Below are the records; copy each line in them that holds the word "ylabel".

Records from a data source:
--

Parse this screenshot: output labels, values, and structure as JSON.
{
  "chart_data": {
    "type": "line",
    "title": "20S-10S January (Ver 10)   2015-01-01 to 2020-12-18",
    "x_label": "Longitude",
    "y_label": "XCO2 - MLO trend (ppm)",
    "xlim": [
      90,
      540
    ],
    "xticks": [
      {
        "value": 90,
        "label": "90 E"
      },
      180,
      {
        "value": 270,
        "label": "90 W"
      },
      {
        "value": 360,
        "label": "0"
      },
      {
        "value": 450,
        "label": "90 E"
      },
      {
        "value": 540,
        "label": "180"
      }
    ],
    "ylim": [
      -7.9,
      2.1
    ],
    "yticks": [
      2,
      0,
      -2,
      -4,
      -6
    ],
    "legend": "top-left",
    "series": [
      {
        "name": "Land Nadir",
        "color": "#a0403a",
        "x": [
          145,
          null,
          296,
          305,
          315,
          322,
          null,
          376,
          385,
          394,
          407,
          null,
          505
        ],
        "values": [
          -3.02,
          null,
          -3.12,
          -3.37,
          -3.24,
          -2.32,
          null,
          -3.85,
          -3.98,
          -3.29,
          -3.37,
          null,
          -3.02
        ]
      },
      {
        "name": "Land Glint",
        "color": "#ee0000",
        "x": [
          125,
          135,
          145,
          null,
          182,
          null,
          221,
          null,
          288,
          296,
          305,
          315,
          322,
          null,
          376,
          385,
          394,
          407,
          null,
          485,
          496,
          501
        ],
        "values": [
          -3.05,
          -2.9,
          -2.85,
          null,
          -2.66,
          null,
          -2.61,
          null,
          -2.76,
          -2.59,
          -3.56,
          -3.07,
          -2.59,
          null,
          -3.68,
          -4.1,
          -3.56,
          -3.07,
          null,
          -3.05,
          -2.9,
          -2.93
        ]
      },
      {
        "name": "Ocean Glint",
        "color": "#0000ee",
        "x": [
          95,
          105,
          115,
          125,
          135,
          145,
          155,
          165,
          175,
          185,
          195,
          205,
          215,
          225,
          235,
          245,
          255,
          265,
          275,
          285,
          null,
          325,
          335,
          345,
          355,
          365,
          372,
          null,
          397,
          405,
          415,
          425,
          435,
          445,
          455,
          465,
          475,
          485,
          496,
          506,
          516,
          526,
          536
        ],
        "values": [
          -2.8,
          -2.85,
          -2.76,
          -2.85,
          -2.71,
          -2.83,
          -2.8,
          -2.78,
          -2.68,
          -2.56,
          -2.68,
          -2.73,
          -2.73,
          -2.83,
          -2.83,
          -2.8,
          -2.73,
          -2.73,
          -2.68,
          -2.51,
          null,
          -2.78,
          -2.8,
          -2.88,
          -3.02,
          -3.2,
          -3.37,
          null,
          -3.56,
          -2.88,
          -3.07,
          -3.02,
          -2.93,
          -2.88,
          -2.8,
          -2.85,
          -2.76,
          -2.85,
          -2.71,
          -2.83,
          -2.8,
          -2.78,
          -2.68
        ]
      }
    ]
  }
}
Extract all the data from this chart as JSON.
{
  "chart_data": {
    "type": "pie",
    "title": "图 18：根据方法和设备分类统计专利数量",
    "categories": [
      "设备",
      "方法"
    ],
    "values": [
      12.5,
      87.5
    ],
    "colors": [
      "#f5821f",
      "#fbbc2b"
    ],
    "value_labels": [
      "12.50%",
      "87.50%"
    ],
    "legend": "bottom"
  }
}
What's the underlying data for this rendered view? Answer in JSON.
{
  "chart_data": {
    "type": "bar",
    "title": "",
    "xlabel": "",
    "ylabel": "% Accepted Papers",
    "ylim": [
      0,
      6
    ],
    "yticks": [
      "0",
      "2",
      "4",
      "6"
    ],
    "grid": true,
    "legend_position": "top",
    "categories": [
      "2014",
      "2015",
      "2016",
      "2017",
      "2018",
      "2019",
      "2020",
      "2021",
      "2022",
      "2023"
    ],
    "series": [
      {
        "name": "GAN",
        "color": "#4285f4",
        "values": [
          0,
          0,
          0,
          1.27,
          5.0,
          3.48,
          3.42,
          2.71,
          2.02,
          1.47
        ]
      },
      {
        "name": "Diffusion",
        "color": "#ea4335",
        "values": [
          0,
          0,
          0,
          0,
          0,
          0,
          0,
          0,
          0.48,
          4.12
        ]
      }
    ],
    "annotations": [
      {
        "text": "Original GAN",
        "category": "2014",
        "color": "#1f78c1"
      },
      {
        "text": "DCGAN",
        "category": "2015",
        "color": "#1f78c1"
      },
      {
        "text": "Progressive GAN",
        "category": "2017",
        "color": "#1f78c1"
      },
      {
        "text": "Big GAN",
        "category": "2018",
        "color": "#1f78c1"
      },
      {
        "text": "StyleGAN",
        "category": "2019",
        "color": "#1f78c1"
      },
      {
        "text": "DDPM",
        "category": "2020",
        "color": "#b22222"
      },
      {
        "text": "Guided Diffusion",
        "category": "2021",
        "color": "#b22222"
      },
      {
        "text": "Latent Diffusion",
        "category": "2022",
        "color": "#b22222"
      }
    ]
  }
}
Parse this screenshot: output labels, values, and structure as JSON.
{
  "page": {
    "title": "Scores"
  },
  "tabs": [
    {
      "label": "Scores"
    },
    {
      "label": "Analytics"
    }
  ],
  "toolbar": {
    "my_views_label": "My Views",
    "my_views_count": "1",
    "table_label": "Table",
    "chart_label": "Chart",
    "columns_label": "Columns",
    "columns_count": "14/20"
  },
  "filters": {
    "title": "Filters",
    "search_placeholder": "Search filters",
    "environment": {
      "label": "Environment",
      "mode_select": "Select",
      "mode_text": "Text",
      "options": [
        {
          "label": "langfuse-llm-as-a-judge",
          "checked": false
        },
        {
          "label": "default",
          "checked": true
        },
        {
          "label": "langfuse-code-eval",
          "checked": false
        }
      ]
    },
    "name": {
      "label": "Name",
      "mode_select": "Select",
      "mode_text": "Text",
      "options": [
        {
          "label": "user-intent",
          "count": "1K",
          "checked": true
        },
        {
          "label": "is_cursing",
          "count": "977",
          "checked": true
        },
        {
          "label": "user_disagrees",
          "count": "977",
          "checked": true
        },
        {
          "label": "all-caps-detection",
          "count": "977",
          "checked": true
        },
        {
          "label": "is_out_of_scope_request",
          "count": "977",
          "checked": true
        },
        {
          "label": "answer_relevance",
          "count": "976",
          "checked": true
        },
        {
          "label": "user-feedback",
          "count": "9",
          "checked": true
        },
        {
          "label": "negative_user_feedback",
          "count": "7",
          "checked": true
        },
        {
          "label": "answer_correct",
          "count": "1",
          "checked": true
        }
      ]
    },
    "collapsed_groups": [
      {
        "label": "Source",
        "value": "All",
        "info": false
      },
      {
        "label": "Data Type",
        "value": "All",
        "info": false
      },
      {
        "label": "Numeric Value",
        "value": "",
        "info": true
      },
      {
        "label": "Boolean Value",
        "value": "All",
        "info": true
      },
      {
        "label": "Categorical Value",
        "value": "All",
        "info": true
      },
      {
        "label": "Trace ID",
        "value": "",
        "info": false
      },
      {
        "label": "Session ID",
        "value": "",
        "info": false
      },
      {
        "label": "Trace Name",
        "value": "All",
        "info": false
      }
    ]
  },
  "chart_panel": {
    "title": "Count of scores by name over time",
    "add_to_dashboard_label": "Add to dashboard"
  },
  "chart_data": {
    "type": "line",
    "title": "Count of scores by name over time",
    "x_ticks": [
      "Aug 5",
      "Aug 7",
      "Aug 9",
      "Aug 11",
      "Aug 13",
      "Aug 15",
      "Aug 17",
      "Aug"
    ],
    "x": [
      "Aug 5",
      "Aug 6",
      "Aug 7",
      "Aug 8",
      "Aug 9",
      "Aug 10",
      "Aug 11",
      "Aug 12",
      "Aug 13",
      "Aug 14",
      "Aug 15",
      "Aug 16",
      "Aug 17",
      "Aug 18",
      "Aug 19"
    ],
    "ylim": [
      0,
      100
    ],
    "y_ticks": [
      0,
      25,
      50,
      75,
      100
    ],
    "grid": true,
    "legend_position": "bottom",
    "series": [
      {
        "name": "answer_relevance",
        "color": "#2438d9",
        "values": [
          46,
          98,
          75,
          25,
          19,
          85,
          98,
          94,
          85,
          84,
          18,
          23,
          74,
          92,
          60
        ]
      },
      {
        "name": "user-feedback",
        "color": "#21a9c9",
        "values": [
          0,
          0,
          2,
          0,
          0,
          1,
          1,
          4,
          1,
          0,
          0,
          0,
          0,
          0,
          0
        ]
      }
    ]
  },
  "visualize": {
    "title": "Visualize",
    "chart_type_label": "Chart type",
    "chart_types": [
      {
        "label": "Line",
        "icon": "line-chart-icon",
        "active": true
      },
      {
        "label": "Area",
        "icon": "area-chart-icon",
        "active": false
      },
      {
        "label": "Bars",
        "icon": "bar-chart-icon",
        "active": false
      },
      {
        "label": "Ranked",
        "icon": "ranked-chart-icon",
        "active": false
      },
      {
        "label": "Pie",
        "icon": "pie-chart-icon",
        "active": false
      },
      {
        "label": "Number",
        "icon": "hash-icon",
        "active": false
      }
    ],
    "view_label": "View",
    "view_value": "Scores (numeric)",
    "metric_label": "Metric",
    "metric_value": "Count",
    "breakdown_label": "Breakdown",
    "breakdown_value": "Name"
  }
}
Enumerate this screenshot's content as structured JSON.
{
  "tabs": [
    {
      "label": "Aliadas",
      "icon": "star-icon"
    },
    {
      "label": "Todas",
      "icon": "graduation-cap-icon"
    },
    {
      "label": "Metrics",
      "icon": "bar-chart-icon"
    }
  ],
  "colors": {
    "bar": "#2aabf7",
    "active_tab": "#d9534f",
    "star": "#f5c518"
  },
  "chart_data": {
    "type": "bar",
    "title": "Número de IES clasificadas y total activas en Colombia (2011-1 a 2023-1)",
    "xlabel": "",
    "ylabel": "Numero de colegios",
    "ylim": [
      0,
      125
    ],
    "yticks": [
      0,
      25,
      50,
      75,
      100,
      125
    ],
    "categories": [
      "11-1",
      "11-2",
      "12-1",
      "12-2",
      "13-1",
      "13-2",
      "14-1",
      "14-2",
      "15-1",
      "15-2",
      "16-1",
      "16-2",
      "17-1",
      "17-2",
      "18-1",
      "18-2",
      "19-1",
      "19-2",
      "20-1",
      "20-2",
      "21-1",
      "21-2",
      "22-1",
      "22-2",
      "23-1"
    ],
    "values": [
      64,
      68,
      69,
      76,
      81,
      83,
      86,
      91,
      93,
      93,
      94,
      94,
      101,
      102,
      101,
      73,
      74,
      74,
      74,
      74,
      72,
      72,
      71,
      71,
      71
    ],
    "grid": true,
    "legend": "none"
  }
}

--

** Exercise solution **
    "ylabel": "% Accepted Papers",
    "ylabel": "Numero de colegios",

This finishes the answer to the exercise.